GIVEN TASK: A line counts if it contains the string "element"; say how many such lines there are, giving only the number.

--- start ---

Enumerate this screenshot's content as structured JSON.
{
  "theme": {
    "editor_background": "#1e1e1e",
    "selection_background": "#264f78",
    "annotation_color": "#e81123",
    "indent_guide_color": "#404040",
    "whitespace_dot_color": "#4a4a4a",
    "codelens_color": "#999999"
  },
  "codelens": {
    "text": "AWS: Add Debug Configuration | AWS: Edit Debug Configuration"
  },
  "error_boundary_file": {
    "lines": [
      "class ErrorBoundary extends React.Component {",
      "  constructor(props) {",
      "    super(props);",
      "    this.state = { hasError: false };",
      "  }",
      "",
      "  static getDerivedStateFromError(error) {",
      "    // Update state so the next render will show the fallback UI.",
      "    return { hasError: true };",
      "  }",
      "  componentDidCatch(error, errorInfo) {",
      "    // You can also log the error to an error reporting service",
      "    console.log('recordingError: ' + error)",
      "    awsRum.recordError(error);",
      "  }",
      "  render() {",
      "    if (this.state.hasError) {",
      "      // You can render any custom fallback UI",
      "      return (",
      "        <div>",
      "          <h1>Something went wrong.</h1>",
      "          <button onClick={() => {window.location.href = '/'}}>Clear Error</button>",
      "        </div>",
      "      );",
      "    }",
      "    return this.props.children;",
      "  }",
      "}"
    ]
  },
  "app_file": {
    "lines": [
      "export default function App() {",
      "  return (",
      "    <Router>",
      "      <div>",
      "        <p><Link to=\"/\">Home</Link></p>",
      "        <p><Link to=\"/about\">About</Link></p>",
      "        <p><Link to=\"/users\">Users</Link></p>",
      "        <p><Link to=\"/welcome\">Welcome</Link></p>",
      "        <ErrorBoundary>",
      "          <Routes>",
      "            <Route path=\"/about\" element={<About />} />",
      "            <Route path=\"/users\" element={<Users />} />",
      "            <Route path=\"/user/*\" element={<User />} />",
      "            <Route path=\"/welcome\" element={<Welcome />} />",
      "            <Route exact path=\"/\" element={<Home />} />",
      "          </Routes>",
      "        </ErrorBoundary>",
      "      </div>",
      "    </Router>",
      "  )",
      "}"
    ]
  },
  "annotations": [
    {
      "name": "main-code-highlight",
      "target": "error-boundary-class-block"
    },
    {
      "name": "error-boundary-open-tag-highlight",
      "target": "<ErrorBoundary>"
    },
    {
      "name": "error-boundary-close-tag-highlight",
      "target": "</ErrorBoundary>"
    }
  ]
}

--- end ---

SOLUTION BELOW: 5